YOUR TASK = Make an exact copy of the entries, and keep any pictures out of it.

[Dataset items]
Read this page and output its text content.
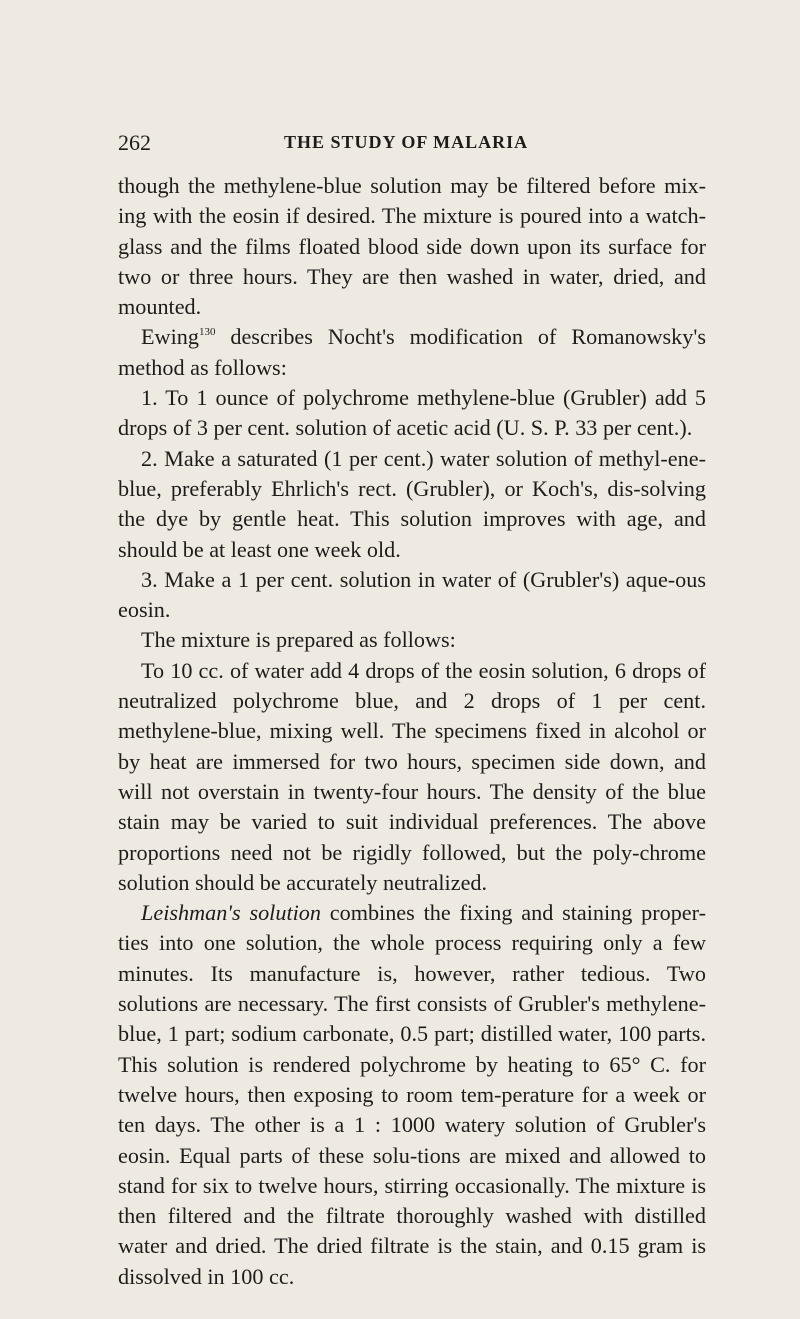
262	THE STUDY OF MALARIA

though the methylene-blue solution may be filtered before mix-ing with the eosin if desired. The mixture is poured into a watch-glass and the films floated blood side down upon its surface for two or three hours. They are then washed in water, dried, and mounted.

Ewing$^{130}$ describes Nocht's modification of Romanowsky's method as follows:

1. To 1 ounce of polychrome methylene-blue (Grubler) add 5 drops of 3 per cent. solution of acetic acid (U. S. P. 33 per cent.).

2. Make a saturated (1 per cent.) water solution of methyl-ene-blue, preferably Ehrlich's rect. (Grubler), or Koch's, dis-solving the dye by gentle heat. This solution improves with age, and should be at least one week old.

3. Make a 1 per cent. solution in water of (Grubler's) aque-ous eosin.

The mixture is prepared as follows:

To 10 cc. of water add 4 drops of the eosin solution, 6 drops of neutralized polychrome blue, and 2 drops of 1 per cent. methylene-blue, mixing well. The specimens fixed in alcohol or by heat are immersed for two hours, specimen side down, and will not overstain in twenty-four hours. The density of the blue stain may be varied to suit individual preferences. The above proportions need not be rigidly followed, but the poly-chrome solution should be accurately neutralized.

Leishman's solution combines the fixing and staining proper-ties into one solution, the whole process requiring only a few minutes. Its manufacture is, however, rather tedious. Two solutions are necessary. The first consists of Grubler's methylene-blue, 1 part; sodium carbonate, 0.5 part; distilled water, 100 parts. This solution is rendered polychrome by heating to 65° C. for twelve hours, then exposing to room tem-perature for a week or ten days. The other is a 1 : 1000 watery solution of Grubler's eosin. Equal parts of these solu-tions are mixed and allowed to stand for six to twelve hours, stirring occasionally. The mixture is then filtered and the filtrate thoroughly washed with distilled water and dried. The dried filtrate is the stain, and 0.15 gram is dissolved in 100 cc.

OUTPUT =
Read this page and output its text content.
262	THE STUDY OF MALARIA

though the methylene-blue solution may be filtered before mix-ing with the eosin if desired. The mixture is poured into a watch-glass and the films floated blood side down upon its surface for two or three hours. They are then washed in water, dried, and mounted.

Ewing$^{130}$ describes Nocht's modification of Romanowsky's method as follows:

1. To 1 ounce of polychrome methylene-blue (Grubler) add 5 drops of 3 per cent. solution of acetic acid (U. S. P. 33 per cent.).

2. Make a saturated (1 per cent.) water solution of methyl-ene-blue, preferably Ehrlich's rect. (Grubler), or Koch's, dis-solving the dye by gentle heat. This solution improves with age, and should be at least one week old.

3. Make a 1 per cent. solution in water of (Grubler's) aque-ous eosin.

The mixture is prepared as follows:

To 10 cc. of water add 4 drops of the eosin solution, 6 drops of neutralized polychrome blue, and 2 drops of 1 per cent. methylene-blue, mixing well. The specimens fixed in alcohol or by heat are immersed for two hours, specimen side down, and will not overstain in twenty-four hours. The density of the blue stain may be varied to suit individual preferences. The above proportions need not be rigidly followed, but the poly-chrome solution should be accurately neutralized.

Leishman's solution combines the fixing and staining proper-ties into one solution, the whole process requiring only a few minutes. Its manufacture is, however, rather tedious. Two solutions are necessary. The first consists of Grubler's methylene-blue, 1 part; sodium carbonate, 0.5 part; distilled water, 100 parts. This solution is rendered polychrome by heating to 65° C. for twelve hours, then exposing to room tem-perature for a week or ten days. The other is a 1 : 1000 watery solution of Grubler's eosin. Equal parts of these solu-tions are mixed and allowed to stand for six to twelve hours, stirring occasionally. The mixture is then filtered and the filtrate thoroughly washed with distilled water and dried. The dried filtrate is the stain, and 0.15 gram is dissolved in 100 cc.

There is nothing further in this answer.